— Task requirements —
Write out the data below in full, unchanged, minus the images.

— Extracted material —
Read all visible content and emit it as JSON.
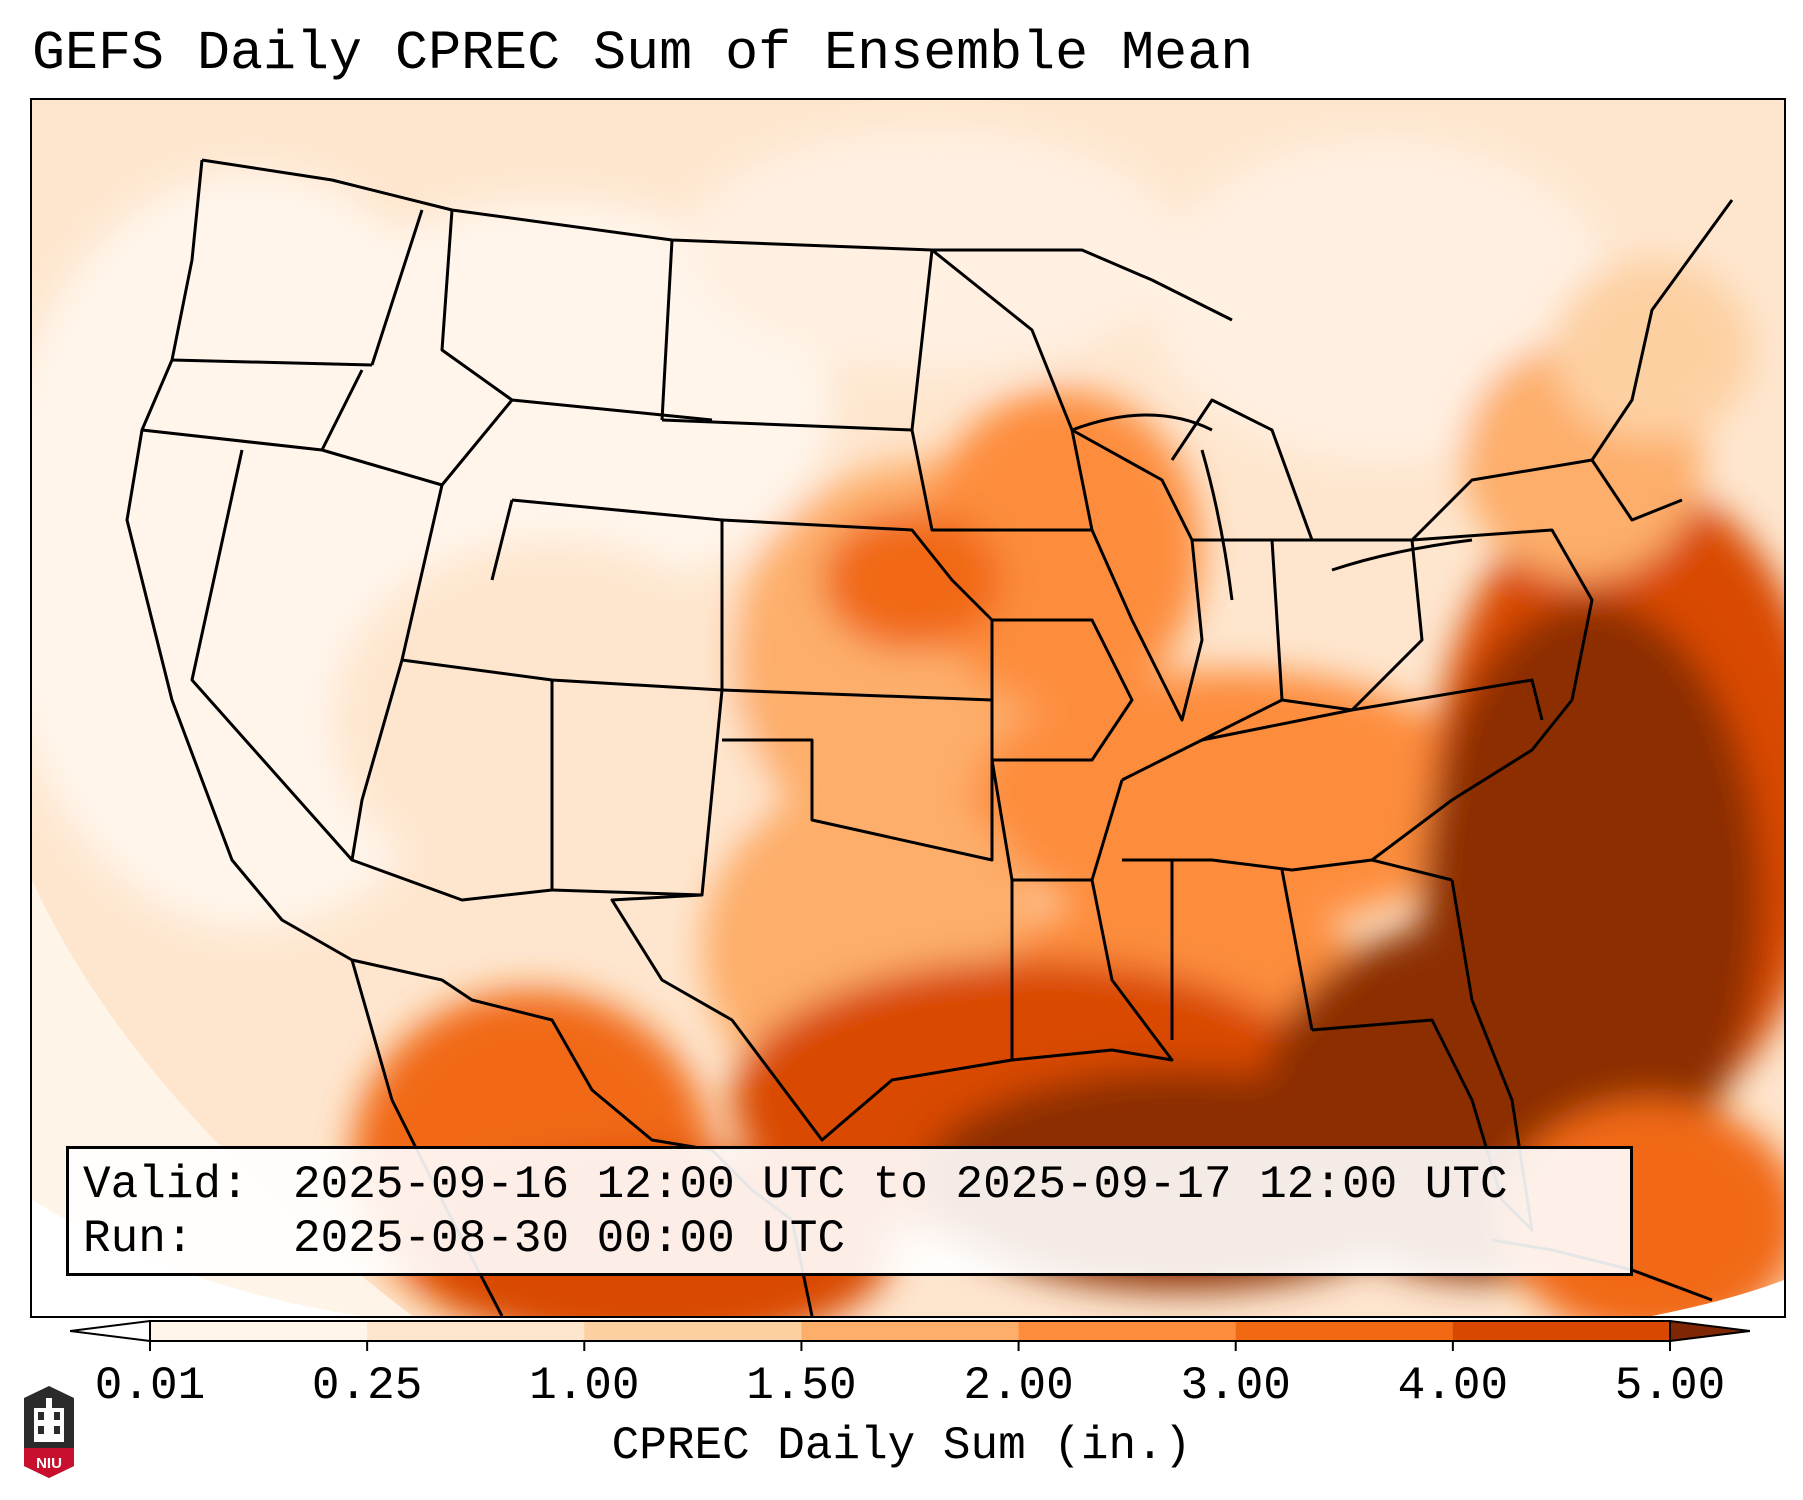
{
  "title": "GEFS Daily CPREC Sum of Ensemble Mean",
  "info": {
    "valid_label": "Valid:",
    "valid_value": "2025-09-16 12:00 UTC to 2025-09-17 12:00 UTC",
    "run_label": "Run:",
    "run_value": "2025-08-30 00:00 UTC"
  },
  "colorbar": {
    "label": "CPREC Daily Sum (in.)",
    "ticks": [
      "0.01",
      "0.25",
      "1.00",
      "1.50",
      "2.00",
      "3.00",
      "4.00",
      "5.00"
    ],
    "colors": [
      "#fff5eb",
      "#fee6ce",
      "#fdd0a2",
      "#fdae6b",
      "#fd8d3c",
      "#f16913",
      "#d94801",
      "#8c2d04"
    ],
    "under_color": "#ffffff",
    "over_color": "#7f2704"
  },
  "logo": {
    "text": "NIU",
    "icon": "university-tower-icon"
  },
  "map": {
    "projection": "lambert-conformal",
    "region": "CONUS",
    "variable": "CPREC",
    "colors": {
      "border": "#000000",
      "ocean_light": "#fde6d3",
      "heavy": "#8c2d04"
    }
  }
}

— Written answer —
Read all visible content and emit it as JSON.
{
  "title": "GEFS Daily CPREC Sum of Ensemble Mean",
  "info": {
    "valid_label": "Valid:",
    "valid_value": "2025-09-16 12:00 UTC to 2025-09-17 12:00 UTC",
    "run_label": "Run:",
    "run_value": "2025-08-30 00:00 UTC"
  },
  "colorbar": {
    "label": "CPREC Daily Sum (in.)",
    "ticks": [
      "0.01",
      "0.25",
      "1.00",
      "1.50",
      "2.00",
      "3.00",
      "4.00",
      "5.00"
    ],
    "colors": [
      "#fff5eb",
      "#fee6ce",
      "#fdd0a2",
      "#fdae6b",
      "#fd8d3c",
      "#f16913",
      "#d94801",
      "#8c2d04"
    ],
    "under_color": "#ffffff",
    "over_color": "#7f2704"
  },
  "logo": {
    "text": "NIU",
    "icon": "university-tower-icon"
  },
  "map": {
    "projection": "lambert-conformal",
    "region": "CONUS",
    "variable": "CPREC",
    "colors": {
      "border": "#000000",
      "ocean_light": "#fde6d3",
      "heavy": "#8c2d04"
    }
  }
}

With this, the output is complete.